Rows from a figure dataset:
begin

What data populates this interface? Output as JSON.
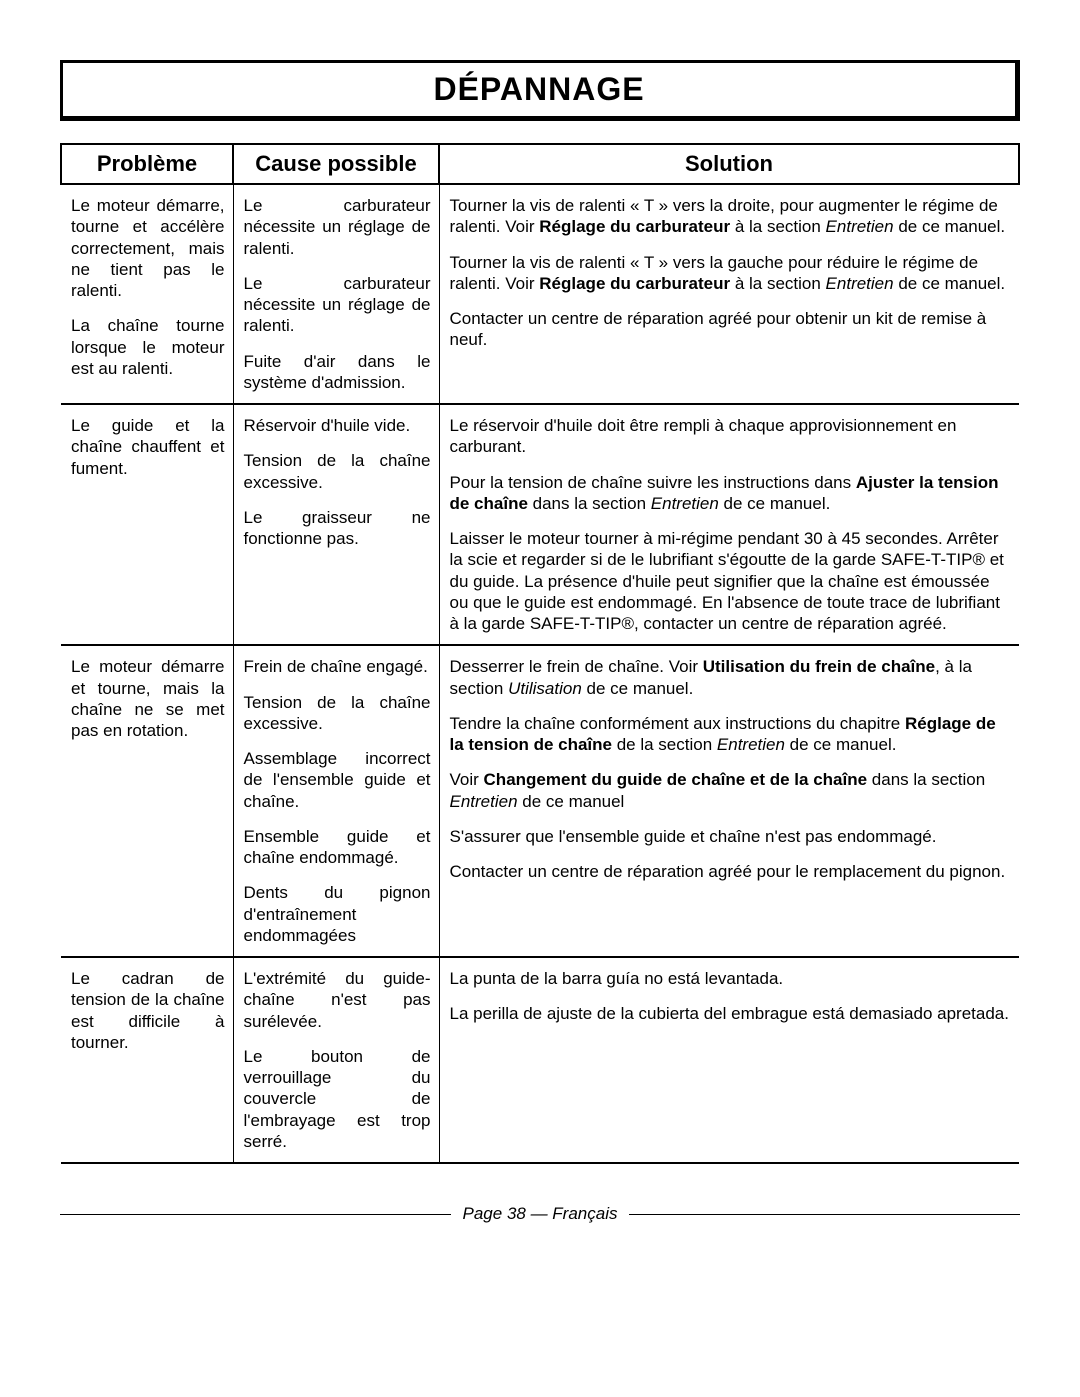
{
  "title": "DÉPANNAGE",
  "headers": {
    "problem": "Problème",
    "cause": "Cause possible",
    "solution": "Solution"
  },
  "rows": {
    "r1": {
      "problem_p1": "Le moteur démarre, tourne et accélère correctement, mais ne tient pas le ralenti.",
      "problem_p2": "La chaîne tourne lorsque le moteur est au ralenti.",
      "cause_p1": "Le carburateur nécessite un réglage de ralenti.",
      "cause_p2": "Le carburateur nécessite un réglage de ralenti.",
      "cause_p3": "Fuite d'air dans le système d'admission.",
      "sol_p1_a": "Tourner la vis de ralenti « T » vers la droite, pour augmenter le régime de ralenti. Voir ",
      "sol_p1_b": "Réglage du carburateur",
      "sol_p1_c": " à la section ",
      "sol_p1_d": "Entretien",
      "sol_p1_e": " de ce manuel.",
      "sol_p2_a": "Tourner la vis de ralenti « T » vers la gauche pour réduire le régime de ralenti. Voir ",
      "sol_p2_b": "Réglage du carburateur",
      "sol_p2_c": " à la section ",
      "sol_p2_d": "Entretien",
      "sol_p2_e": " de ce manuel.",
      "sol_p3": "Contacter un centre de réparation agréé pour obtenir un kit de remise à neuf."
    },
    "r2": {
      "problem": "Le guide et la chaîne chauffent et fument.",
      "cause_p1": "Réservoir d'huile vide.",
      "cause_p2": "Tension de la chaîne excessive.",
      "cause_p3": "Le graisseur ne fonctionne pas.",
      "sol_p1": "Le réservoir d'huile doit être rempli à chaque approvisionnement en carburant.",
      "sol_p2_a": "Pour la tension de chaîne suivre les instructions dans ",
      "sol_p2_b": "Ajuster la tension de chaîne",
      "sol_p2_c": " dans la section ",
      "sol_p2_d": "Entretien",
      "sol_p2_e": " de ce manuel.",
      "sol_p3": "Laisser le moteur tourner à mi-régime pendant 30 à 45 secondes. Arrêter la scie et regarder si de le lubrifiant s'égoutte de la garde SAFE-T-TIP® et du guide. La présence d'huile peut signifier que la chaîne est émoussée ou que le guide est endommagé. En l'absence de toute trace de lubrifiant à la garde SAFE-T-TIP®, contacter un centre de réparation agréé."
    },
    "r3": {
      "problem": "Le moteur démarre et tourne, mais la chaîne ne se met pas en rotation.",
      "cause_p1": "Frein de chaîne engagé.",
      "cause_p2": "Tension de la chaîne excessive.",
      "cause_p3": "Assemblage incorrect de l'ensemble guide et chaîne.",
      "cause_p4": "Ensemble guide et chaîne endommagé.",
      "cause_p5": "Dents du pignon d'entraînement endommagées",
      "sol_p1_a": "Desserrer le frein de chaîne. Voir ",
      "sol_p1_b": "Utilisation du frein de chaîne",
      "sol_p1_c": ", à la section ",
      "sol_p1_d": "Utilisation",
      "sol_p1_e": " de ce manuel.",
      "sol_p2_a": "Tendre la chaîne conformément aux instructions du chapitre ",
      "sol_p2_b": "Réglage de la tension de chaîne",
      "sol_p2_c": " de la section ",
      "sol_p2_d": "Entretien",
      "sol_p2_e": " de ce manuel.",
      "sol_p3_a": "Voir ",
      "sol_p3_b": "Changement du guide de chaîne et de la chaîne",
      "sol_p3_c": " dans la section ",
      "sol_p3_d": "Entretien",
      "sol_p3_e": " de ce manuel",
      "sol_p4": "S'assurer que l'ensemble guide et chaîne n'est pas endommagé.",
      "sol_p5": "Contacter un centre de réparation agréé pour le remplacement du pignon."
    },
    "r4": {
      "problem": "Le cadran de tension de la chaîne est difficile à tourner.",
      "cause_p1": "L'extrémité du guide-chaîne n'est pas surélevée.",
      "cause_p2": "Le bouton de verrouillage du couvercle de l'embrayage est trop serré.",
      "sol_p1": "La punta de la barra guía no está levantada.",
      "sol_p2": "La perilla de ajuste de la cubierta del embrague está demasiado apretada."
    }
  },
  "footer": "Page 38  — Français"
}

end

→ **To be done**:
Check each line of the records above for "carburateur", and copy those that have it.

→ **Reply**:
      "cause_p1": "Le carburateur nécessite un réglage de ralenti.",
      "cause_p2": "Le carburateur nécessite un réglage de ralenti.",
      "sol_p1_b": "Réglage du carburateur",
      "sol_p2_b": "Réglage du carburateur",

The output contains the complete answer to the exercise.